WHAT IS ASKED: Write the data below out exactly as it stands. Do not include the pictures.

RECORDED INFORMATION:
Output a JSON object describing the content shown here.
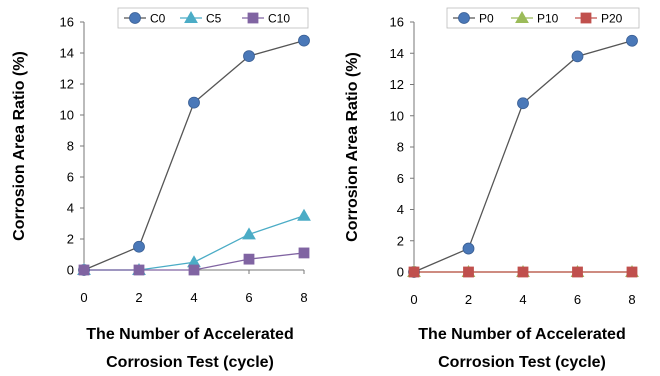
{
  "chart_data": [
    {
      "type": "line",
      "ylabel": "Corrosion Area Ratio (%)",
      "xlabel_line1": "The Number of  Accelerated",
      "xlabel_line2": "Corrosion Test (cycle)",
      "x": [
        0,
        2,
        4,
        6,
        8
      ],
      "xlim": [
        0,
        8
      ],
      "ylim": [
        0,
        16
      ],
      "xticks": [
        0,
        2,
        4,
        6,
        8
      ],
      "yticks": [
        0,
        2,
        4,
        6,
        8,
        10,
        12,
        14,
        16
      ],
      "grid": false,
      "legend_position": "top",
      "series": [
        {
          "name": "C0",
          "values": [
            0,
            1.5,
            10.8,
            13.8,
            14.8
          ],
          "color": "#4a78b8",
          "marker": "circle"
        },
        {
          "name": "C5",
          "values": [
            0,
            0,
            0.5,
            2.3,
            3.5
          ],
          "color": "#4bacc6",
          "marker": "triangle"
        },
        {
          "name": "C10",
          "values": [
            0,
            0,
            0,
            0.7,
            1.1
          ],
          "color": "#8064a2",
          "marker": "square"
        }
      ]
    },
    {
      "type": "line",
      "ylabel": "Corrosion Area Ratio (%)",
      "xlabel_line1": "The Number of  Accelerated",
      "xlabel_line2": "Corrosion Test (cycle)",
      "x": [
        0,
        2,
        4,
        6,
        8
      ],
      "xlim": [
        0,
        8
      ],
      "ylim": [
        0,
        16
      ],
      "xticks": [
        0,
        2,
        4,
        6,
        8
      ],
      "yticks": [
        0,
        2,
        4,
        6,
        8,
        10,
        12,
        14,
        16
      ],
      "grid": false,
      "legend_position": "top",
      "series": [
        {
          "name": "P0",
          "values": [
            0,
            1.5,
            10.8,
            13.8,
            14.8
          ],
          "color": "#4a78b8",
          "marker": "circle"
        },
        {
          "name": "P10",
          "values": [
            0,
            0,
            0,
            0,
            0
          ],
          "color": "#9bbb59",
          "marker": "triangle"
        },
        {
          "name": "P20",
          "values": [
            0,
            0,
            0,
            0,
            0
          ],
          "color": "#c0504d",
          "marker": "square"
        }
      ]
    }
  ]
}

TASK OUTPUT:
Output a JSON object describing the content shown here.
{
  "chart_data": [
    {
      "type": "line",
      "ylabel": "Corrosion Area Ratio (%)",
      "xlabel_line1": "The Number of  Accelerated",
      "xlabel_line2": "Corrosion Test (cycle)",
      "x": [
        0,
        2,
        4,
        6,
        8
      ],
      "xlim": [
        0,
        8
      ],
      "ylim": [
        0,
        16
      ],
      "xticks": [
        0,
        2,
        4,
        6,
        8
      ],
      "yticks": [
        0,
        2,
        4,
        6,
        8,
        10,
        12,
        14,
        16
      ],
      "grid": false,
      "legend_position": "top",
      "series": [
        {
          "name": "C0",
          "values": [
            0,
            1.5,
            10.8,
            13.8,
            14.8
          ],
          "color": "#4a78b8",
          "marker": "circle"
        },
        {
          "name": "C5",
          "values": [
            0,
            0,
            0.5,
            2.3,
            3.5
          ],
          "color": "#4bacc6",
          "marker": "triangle"
        },
        {
          "name": "C10",
          "values": [
            0,
            0,
            0,
            0.7,
            1.1
          ],
          "color": "#8064a2",
          "marker": "square"
        }
      ]
    },
    {
      "type": "line",
      "ylabel": "Corrosion Area Ratio (%)",
      "xlabel_line1": "The Number of  Accelerated",
      "xlabel_line2": "Corrosion Test (cycle)",
      "x": [
        0,
        2,
        4,
        6,
        8
      ],
      "xlim": [
        0,
        8
      ],
      "ylim": [
        0,
        16
      ],
      "xticks": [
        0,
        2,
        4,
        6,
        8
      ],
      "yticks": [
        0,
        2,
        4,
        6,
        8,
        10,
        12,
        14,
        16
      ],
      "grid": false,
      "legend_position": "top",
      "series": [
        {
          "name": "P0",
          "values": [
            0,
            1.5,
            10.8,
            13.8,
            14.8
          ],
          "color": "#4a78b8",
          "marker": "circle"
        },
        {
          "name": "P10",
          "values": [
            0,
            0,
            0,
            0,
            0
          ],
          "color": "#9bbb59",
          "marker": "triangle"
        },
        {
          "name": "P20",
          "values": [
            0,
            0,
            0,
            0,
            0
          ],
          "color": "#c0504d",
          "marker": "square"
        }
      ]
    }
  ]
}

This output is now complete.